Could you copy, character for character, only the stretch of lines from the line containing "toolbar-button[interactable]: Load unpacked" through the line containing "extension-link[interactable]: Options (289, 345, 347, 363)", with both of those lines included?

-- Start Data shown --

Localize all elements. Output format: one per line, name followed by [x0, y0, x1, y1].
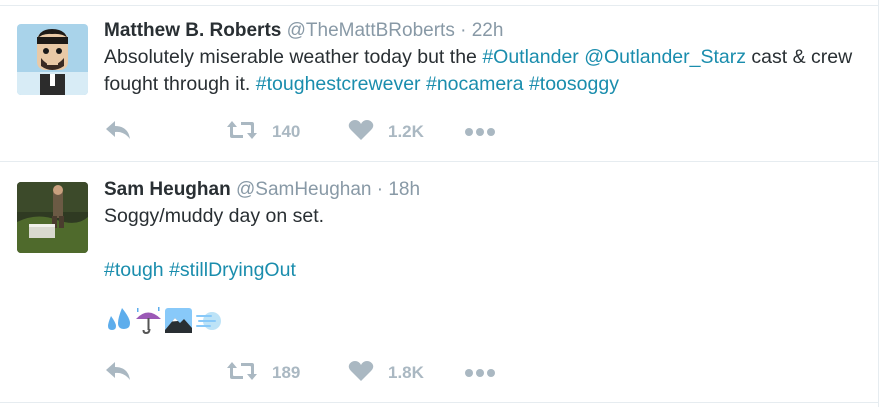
like-button[interactable]: 1.2K — [348, 119, 424, 145]
retweet-icon — [226, 360, 258, 387]
page: Matthew B. Roberts @TheMattBRoberts · 22… — [0, 0, 890, 407]
hashtag-link[interactable]: #Outlander — [482, 46, 578, 68]
retweet-button[interactable]: 189 — [226, 360, 300, 386]
separator: · — [460, 20, 467, 41]
timestamp[interactable]: 18h — [388, 179, 420, 200]
tweet-actions: 189 1.8K — [104, 360, 524, 386]
tweet[interactable]: Sam Heughan @SamHeughan · 18h Soggy/mudd… — [0, 163, 879, 403]
username[interactable]: @TheMattBRoberts — [287, 20, 455, 41]
tweet-header: Sam Heughan @SamHeughan · 18h — [104, 177, 864, 203]
tweet-text: Absolutely miserable weather today but t… — [104, 44, 864, 98]
avatar[interactable] — [17, 182, 88, 253]
reply-button[interactable] — [104, 360, 132, 386]
retweet-button[interactable]: 140 — [226, 119, 300, 145]
retweet-count: 189 — [272, 363, 301, 382]
tweet-text: Soggy/muddy day on set. — [104, 205, 325, 227]
hashtag-link[interactable]: #toughestcrewever — [256, 73, 421, 95]
separator: · — [376, 179, 384, 200]
retweet-icon — [226, 119, 258, 146]
more-button[interactable] — [464, 360, 496, 386]
mention-link[interactable]: @Outlander_Starz — [584, 46, 746, 68]
hashtag-link[interactable]: #tough — [104, 259, 164, 281]
more-button[interactable] — [464, 119, 496, 145]
tweet-header: Matthew B. Roberts @TheMattBRoberts · 22… — [104, 18, 864, 44]
more-dots-icon — [464, 122, 496, 142]
emoji-row — [104, 306, 864, 336]
heart-icon — [348, 119, 374, 146]
hashtag-link[interactable]: #toosoggy — [529, 73, 619, 95]
tweet[interactable]: Matthew B. Roberts @TheMattBRoberts · 22… — [0, 6, 879, 162]
text-segment: Absolutely miserable weather today but t… — [104, 46, 483, 68]
like-button[interactable]: 1.8K — [348, 360, 424, 386]
reply-icon — [104, 360, 132, 387]
timestamp[interactable]: 22h — [472, 20, 504, 41]
snow-capped-mountain-icon — [164, 306, 193, 336]
retweet-count: 140 — [272, 122, 301, 141]
avatar[interactable] — [17, 24, 88, 95]
reply-button[interactable] — [104, 119, 132, 145]
username[interactable]: @SamHeughan — [236, 179, 371, 200]
tweet-actions: 140 1.2K — [104, 119, 524, 145]
timeline: Matthew B. Roberts @TheMattBRoberts · 22… — [0, 0, 879, 407]
tweet-content: Matthew B. Roberts @TheMattBRoberts · 22… — [104, 18, 864, 98]
umbrella-with-rain-icon — [134, 306, 163, 336]
hashtag-link[interactable]: #stillDryingOut — [169, 259, 296, 281]
tweet-hashtags: #tough #stillDryingOut — [104, 257, 864, 284]
more-dots-icon — [464, 363, 496, 383]
tweet-content: Sam Heughan @SamHeughan · 18h Soggy/mudd… — [104, 177, 864, 336]
sweat-droplets-icon — [104, 306, 133, 336]
like-count: 1.8K — [388, 363, 424, 382]
wind-blowing-icon — [194, 306, 223, 336]
heart-icon — [348, 360, 374, 387]
reply-icon — [104, 119, 132, 146]
hashtag-link[interactable]: #nocamera — [426, 73, 524, 95]
fullname[interactable]: Matthew B. Roberts — [104, 20, 281, 41]
like-count: 1.2K — [388, 122, 424, 141]
fullname[interactable]: Sam Heughan — [104, 179, 231, 200]
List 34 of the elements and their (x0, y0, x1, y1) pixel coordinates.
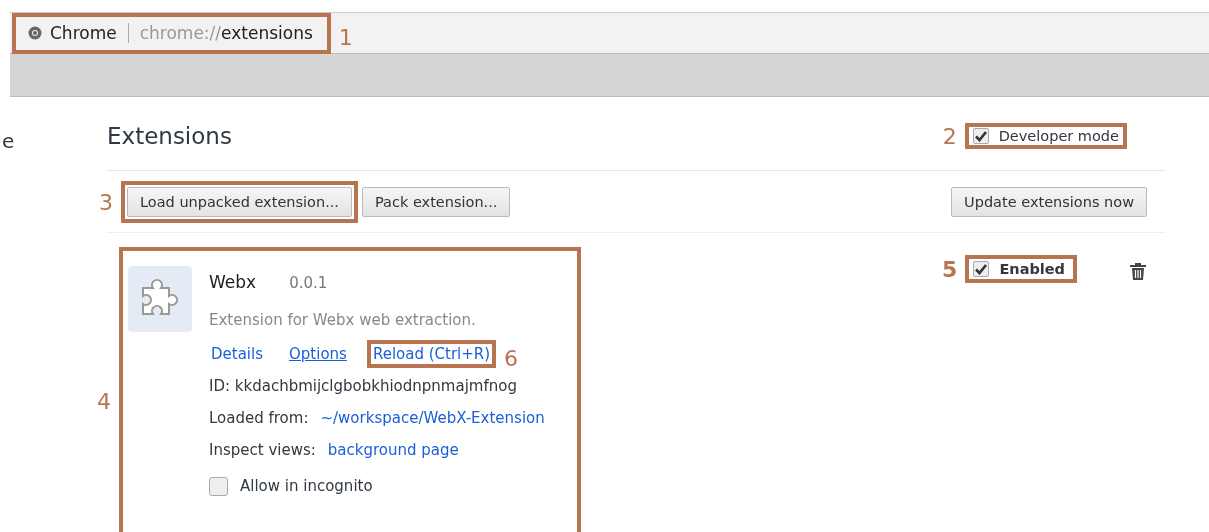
toolbar-button[interactable]: Load unpacked extension... (127, 186, 352, 217)
callout-number: 6 (504, 344, 519, 371)
extension-id: ID: kkdachbmijclgbobkhiodnpnmajmfnog (209, 376, 518, 397)
extension-link[interactable]: Options (289, 345, 347, 363)
update-extensions-button[interactable]: Update extensions now (951, 186, 1147, 217)
callout-number: 2 (942, 123, 957, 148)
puzzle-piece-icon (128, 266, 192, 332)
toolbar-button[interactable]: Pack extension... (361, 186, 511, 217)
extension-description: Extension for Webx web extraction. (209, 310, 477, 331)
loaded-from-label: Loaded from: (209, 409, 309, 427)
callout-number: 3 (99, 189, 113, 214)
enabled-label: Enabled (999, 261, 1065, 277)
extension-path-link[interactable]: ~/workspace/WebX-Extension (320, 409, 545, 427)
trash-icon[interactable] (1129, 261, 1147, 281)
extension-version: 0.0.1 (289, 274, 328, 292)
extension-name: Webx (209, 272, 257, 292)
site-label: Chrome (50, 23, 117, 43)
developer-mode-checkbox[interactable] (972, 127, 989, 144)
extension-link[interactable]: Details (211, 345, 263, 363)
allow-incognito-checkbox[interactable] (209, 476, 228, 496)
extension-link[interactable]: Reload (Ctrl+R) (372, 345, 491, 363)
callout-number: 1 (338, 23, 353, 50)
callout-number: 4 (97, 388, 111, 414)
sidebar-text-fragment: e (2, 129, 15, 153)
background-page-link[interactable]: background page (327, 441, 459, 459)
enabled-checkbox[interactable] (973, 261, 990, 277)
page-title: Extensions (107, 122, 232, 149)
callout-number: 5 (942, 256, 958, 282)
inspect-views-label: Inspect views: (209, 441, 316, 459)
url-scheme: chrome:// (139, 23, 222, 43)
url-path: extensions (221, 23, 313, 43)
chrome-logo-icon (28, 26, 42, 40)
allow-incognito-label: Allow in incognito (240, 477, 373, 495)
developer-mode-label: Developer mode (998, 127, 1119, 144)
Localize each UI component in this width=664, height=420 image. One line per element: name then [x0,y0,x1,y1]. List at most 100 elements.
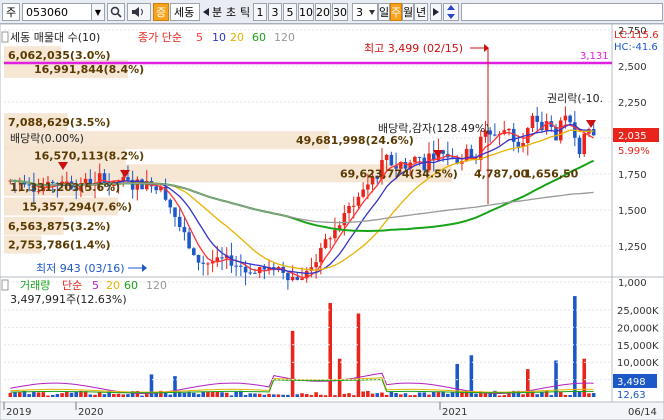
period-tick[interactable]: 틱 [238,3,252,21]
period-3-label: 3 [271,5,279,19]
market-select[interactable]: 주 [2,3,20,21]
candle-body [192,248,196,255]
candle-body [366,184,370,190]
period-10-label: 10 [299,5,313,19]
volume-bar [65,391,69,397]
volume-bar [422,392,427,397]
volume-profile-label: 16,991,844(8.4%) [34,63,144,76]
period-10[interactable]: 10 [298,3,314,21]
candle-body [493,134,497,136]
candle-body [220,257,224,259]
unit-week-label: 주 [390,6,402,19]
volume-bar [177,392,182,397]
period-20-label: 20 [316,5,330,19]
chart-area[interactable]: 3,2503,0002,7502,5002,2502,0001,7501,500… [0,24,664,420]
volume-bar [253,393,257,397]
volume-panel-title: 거래량 [20,279,50,292]
volume-bar [587,393,591,397]
candle-body [577,137,582,154]
volume-profile-label: 2,753,786(1.4%) [8,239,111,252]
unit-month-label: 월 [402,6,414,19]
volume-bar [375,393,380,397]
x-axis-label: 2020 [78,407,103,418]
candle-body [196,254,201,263]
volume-bar [436,392,441,397]
period-tick-label: 틱 [239,6,251,19]
volume-bar [234,391,238,397]
volume-bar [540,392,544,397]
period-minute[interactable]: 분 [210,3,224,21]
candle-body [530,115,535,129]
volume-bar [577,391,582,397]
stock-name: 세동 [170,3,200,21]
volume-bar [568,395,572,397]
volume-bar [50,394,55,397]
volume-bar [112,393,116,397]
volume-ma-legend-120: 120 [146,279,167,292]
period-second[interactable]: 초 [224,3,238,21]
price-panel-title: 세동 매물대 수(10) [10,31,100,44]
volume-bar [286,394,290,397]
volume-bar [394,393,398,397]
code-dropdown-button[interactable]: ▼ [91,3,105,21]
market-label: 주 [6,6,17,19]
volume-bar [370,393,375,397]
volume-bar [215,391,220,397]
period-value-input[interactable]: 3 [352,3,378,21]
candle-body [168,199,173,208]
ma-legend-60: 60 [252,31,266,44]
volume-bar [403,393,408,397]
next-arrow[interactable] [430,3,442,21]
sound-button[interactable] [127,3,151,21]
volume-bar [69,392,74,397]
volume-ma-legend-label: 단순 [62,279,82,292]
change-pct-label: 5.99% [618,146,650,157]
prev-period-arrow[interactable] [202,3,210,21]
price-tick-label: 1,250 [618,242,647,253]
unit-year-label: 년 [415,6,427,19]
code-input[interactable]: 053060 [22,3,92,21]
candle-body [582,133,587,154]
unit-week[interactable]: 주 [390,3,402,21]
period-5[interactable]: 5 [283,3,297,21]
volume-bar [342,394,347,397]
volume-bar [36,392,41,397]
unit-month[interactable]: 월 [402,3,414,21]
unit-year[interactable]: 년 [414,3,428,21]
volume-profile-label: 11,331,203(5.6%) [10,181,120,194]
volume-bar [427,394,431,397]
search-button[interactable] [107,3,125,21]
period-1[interactable]: 1 [253,3,267,21]
candle-body [417,156,422,158]
unit-day[interactable]: 일 [378,3,390,21]
volume-bar [398,394,403,397]
volume-tick-label: 25,000K [617,306,659,317]
volume-bar [356,313,361,397]
candle-body [253,272,257,274]
candle-body [591,129,596,136]
volume-tick-label: 10,000K [617,358,659,369]
volume-profile-label: 16,570,113(8.2%) [34,149,144,162]
volume-bar [97,392,102,397]
volume-profile-label: 69,623,774(34.5%) [340,167,458,180]
volume-bar [229,395,234,397]
stock-chart[interactable]: 3,2503,0002,7502,5002,2502,0001,7501,500… [0,24,664,420]
period-3[interactable]: 3 [268,3,282,21]
volume-bar [102,394,107,397]
period-20[interactable]: 20 [315,3,331,21]
volume-bar [328,303,333,397]
volume-profile-label: 6,062,035(3.0%) [8,49,111,62]
volume-bar [13,392,17,397]
search-input[interactable] [461,3,663,21]
candle-body [389,154,394,166]
updown-button[interactable] [443,3,459,21]
candle-body [295,276,300,280]
period-30[interactable]: 30 [332,3,348,21]
candle-body [286,272,290,281]
volume-bar [417,392,422,397]
jeung-badge[interactable]: 증 [153,3,169,21]
hline-value-label: 3,131 [580,51,609,62]
candle-body [290,276,295,281]
x-axis-label: 2019 [6,407,31,418]
right-arrow-icon [433,8,439,16]
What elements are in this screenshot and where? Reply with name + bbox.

-- End Data shown --

> Solution to the problem:
toolbar-button[interactable]: Load unpacked extension... (127, 186, 352, 217)
callout-number: 6 (504, 344, 519, 371)
extension-id: ID: kkdachbmijclgbobkhiodnpnmajmfnog (209, 376, 518, 397)
extension-link[interactable]: Options (289, 345, 347, 363)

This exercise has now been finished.